### Exercise aim
Return all of the entries exactly as written.

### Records
====

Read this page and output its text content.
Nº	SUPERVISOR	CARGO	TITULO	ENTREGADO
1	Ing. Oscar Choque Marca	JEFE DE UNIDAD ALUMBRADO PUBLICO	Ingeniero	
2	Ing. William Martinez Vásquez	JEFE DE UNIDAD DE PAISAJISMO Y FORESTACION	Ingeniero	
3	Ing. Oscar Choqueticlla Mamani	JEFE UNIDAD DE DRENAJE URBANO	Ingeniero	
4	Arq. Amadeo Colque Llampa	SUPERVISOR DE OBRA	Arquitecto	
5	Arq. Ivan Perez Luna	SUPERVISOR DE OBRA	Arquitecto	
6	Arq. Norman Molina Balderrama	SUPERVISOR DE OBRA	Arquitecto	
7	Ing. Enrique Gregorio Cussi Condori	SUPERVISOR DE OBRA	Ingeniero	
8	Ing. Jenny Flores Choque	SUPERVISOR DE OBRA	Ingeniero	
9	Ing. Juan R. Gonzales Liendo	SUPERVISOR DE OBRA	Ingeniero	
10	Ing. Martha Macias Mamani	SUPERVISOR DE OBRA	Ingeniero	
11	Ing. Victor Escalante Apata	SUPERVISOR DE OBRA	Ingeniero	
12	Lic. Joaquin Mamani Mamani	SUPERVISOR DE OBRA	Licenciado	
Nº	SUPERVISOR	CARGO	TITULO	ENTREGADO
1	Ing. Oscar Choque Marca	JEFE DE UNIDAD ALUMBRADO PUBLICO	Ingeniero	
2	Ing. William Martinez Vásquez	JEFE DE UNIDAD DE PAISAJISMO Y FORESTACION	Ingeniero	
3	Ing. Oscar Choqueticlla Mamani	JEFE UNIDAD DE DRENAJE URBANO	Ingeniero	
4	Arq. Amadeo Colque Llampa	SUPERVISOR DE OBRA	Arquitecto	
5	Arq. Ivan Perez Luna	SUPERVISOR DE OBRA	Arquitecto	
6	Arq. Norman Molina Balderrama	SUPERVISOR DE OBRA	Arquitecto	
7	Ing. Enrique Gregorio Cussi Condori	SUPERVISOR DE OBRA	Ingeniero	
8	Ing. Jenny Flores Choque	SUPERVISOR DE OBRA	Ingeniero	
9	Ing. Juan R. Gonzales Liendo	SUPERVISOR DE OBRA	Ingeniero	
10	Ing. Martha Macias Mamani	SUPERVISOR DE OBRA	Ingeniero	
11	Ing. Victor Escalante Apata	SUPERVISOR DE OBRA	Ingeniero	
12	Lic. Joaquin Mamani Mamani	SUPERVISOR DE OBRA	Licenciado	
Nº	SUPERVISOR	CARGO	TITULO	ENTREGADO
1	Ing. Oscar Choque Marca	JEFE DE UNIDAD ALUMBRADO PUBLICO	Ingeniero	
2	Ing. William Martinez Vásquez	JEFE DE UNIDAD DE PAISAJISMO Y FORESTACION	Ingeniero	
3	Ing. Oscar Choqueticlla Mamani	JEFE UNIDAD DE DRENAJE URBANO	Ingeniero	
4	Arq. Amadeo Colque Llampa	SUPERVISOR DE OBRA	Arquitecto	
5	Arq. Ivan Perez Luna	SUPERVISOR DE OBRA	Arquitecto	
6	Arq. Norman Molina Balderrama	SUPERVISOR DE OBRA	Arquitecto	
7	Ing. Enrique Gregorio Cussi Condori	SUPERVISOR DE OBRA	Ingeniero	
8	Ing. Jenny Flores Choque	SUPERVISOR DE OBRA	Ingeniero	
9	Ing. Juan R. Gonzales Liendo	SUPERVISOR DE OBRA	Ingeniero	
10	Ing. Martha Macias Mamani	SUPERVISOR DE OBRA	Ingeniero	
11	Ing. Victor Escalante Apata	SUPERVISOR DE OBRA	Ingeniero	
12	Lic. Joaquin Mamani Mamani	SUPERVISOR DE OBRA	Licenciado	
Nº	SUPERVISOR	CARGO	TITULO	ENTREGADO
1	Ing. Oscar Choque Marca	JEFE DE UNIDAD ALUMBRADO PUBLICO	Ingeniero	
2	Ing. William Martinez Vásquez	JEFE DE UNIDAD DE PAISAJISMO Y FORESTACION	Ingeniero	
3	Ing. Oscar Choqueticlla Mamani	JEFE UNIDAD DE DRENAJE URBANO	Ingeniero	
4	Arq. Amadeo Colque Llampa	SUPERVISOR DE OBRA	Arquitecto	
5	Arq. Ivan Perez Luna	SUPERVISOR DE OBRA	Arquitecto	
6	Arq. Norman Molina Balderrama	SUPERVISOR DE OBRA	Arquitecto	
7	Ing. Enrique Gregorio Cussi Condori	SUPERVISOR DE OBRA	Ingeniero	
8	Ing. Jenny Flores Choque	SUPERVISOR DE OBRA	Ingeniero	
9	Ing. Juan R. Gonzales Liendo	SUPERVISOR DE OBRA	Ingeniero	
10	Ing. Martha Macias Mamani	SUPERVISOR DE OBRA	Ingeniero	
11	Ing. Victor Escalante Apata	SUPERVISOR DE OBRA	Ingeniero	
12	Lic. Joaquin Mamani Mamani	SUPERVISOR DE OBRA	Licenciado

====

### Task answer
Read this page and output its text content.
Nº	SUPERVISOR	CARGO	TITULO	ENTREGADO
1	Ing. Oscar Choque Marca	JEFE DE UNIDAD ALUMBRADO PUBLICO	Ingeniero	
2	Ing. William Martinez Vásquez	JEFE DE UNIDAD DE PAISAJISMO Y FORESTACION	Ingeniero	
3	Ing. Oscar Choqueticlla Mamani	JEFE UNIDAD DE DRENAJE URBANO	Ingeniero	
4	Arq. Amadeo Colque Llampa	SUPERVISOR DE OBRA	Arquitecto	
5	Arq. Ivan Perez Luna	SUPERVISOR DE OBRA	Arquitecto	
6	Arq. Norman Molina Balderrama	SUPERVISOR DE OBRA	Arquitecto	
7	Ing. Enrique Gregorio Cussi Condori	SUPERVISOR DE OBRA	Ingeniero	
8	Ing. Jenny Flores Choque	SUPERVISOR DE OBRA	Ingeniero	
9	Ing. Juan R. Gonzales Liendo	SUPERVISOR DE OBRA	Ingeniero	
10	Ing. Martha Macias Mamani	SUPERVISOR DE OBRA	Ingeniero	
11	Ing. Victor Escalante Apata	SUPERVISOR DE OBRA	Ingeniero	
12	Lic. Joaquin Mamani Mamani	SUPERVISOR DE OBRA	Licenciado	
Nº	SUPERVISOR	CARGO	TITULO	ENTREGADO
1	Ing. Oscar Choque Marca	JEFE DE UNIDAD ALUMBRADO PUBLICO	Ingeniero	
2	Ing. William Martinez Vásquez	JEFE DE UNIDAD DE PAISAJISMO Y FORESTACION	Ingeniero	
3	Ing. Oscar Choqueticlla Mamani	JEFE UNIDAD DE DRENAJE URBANO	Ingeniero	
4	Arq. Amadeo Colque Llampa	SUPERVISOR DE OBRA	Arquitecto	
5	Arq. Ivan Perez Luna	SUPERVISOR DE OBRA	Arquitecto	
6	Arq. Norman Molina Balderrama	SUPERVISOR DE OBRA	Arquitecto	
7	Ing. Enrique Gregorio Cussi Condori	SUPERVISOR DE OBRA	Ingeniero	
8	Ing. Jenny Flores Choque	SUPERVISOR DE OBRA	Ingeniero	
9	Ing. Juan R. Gonzales Liendo	SUPERVISOR DE OBRA	Ingeniero	
10	Ing. Martha Macias Mamani	SUPERVISOR DE OBRA	Ingeniero	
11	Ing. Victor Escalante Apata	SUPERVISOR DE OBRA	Ingeniero	
12	Lic. Joaquin Mamani Mamani	SUPERVISOR DE OBRA	Licenciado	
Nº	SUPERVISOR	CARGO	TITULO	ENTREGADO
1	Ing. Oscar Choque Marca	JEFE DE UNIDAD ALUMBRADO PUBLICO	Ingeniero	
2	Ing. William Martinez Vásquez	JEFE DE UNIDAD DE PAISAJISMO Y FORESTACION	Ingeniero	
3	Ing. Oscar Choqueticlla Mamani	JEFE UNIDAD DE DRENAJE URBANO	Ingeniero	
4	Arq. Amadeo Colque Llampa	SUPERVISOR DE OBRA	Arquitecto	
5	Arq. Ivan Perez Luna	SUPERVISOR DE OBRA	Arquitecto	
6	Arq. Norman Molina Balderrama	SUPERVISOR DE OBRA	Arquitecto	
7	Ing. Enrique Gregorio Cussi Condori	SUPERVISOR DE OBRA	Ingeniero	
8	Ing. Jenny Flores Choque	SUPERVISOR DE OBRA	Ingeniero	
9	Ing. Juan R. Gonzales Liendo	SUPERVISOR DE OBRA	Ingeniero	
10	Ing. Martha Macias Mamani	SUPERVISOR DE OBRA	Ingeniero	
11	Ing. Victor Escalante Apata	SUPERVISOR DE OBRA	Ingeniero	
12	Lic. Joaquin Mamani Mamani	SUPERVISOR DE OBRA	Licenciado	
Nº	SUPERVISOR	CARGO	TITULO	ENTREGADO
1	Ing. Oscar Choque Marca	JEFE DE UNIDAD ALUMBRADO PUBLICO	Ingeniero	
2	Ing. William Martinez Vásquez	JEFE DE UNIDAD DE PAISAJISMO Y FORESTACION	Ingeniero	
3	Ing. Oscar Choqueticlla Mamani	JEFE UNIDAD DE DRENAJE URBANO	Ingeniero	
4	Arq. Amadeo Colque Llampa	SUPERVISOR DE OBRA	Arquitecto	
5	Arq. Ivan Perez Luna	SUPERVISOR DE OBRA	Arquitecto	
6	Arq. Norman Molina Balderrama	SUPERVISOR DE OBRA	Arquitecto	
7	Ing. Enrique Gregorio Cussi Condori	SUPERVISOR DE OBRA	Ingeniero	
8	Ing. Jenny Flores Choque	SUPERVISOR DE OBRA	Ingeniero	
9	Ing. Juan R. Gonzales Liendo	SUPERVISOR DE OBRA	Ingeniero	
10	Ing. Martha Macias Mamani	SUPERVISOR DE OBRA	Ingeniero	
11	Ing. Victor Escalante Apata	SUPERVISOR DE OBRA	Ingeniero	
12	Lic. Joaquin Mamani Mamani	SUPERVISOR DE OBRA	Licenciado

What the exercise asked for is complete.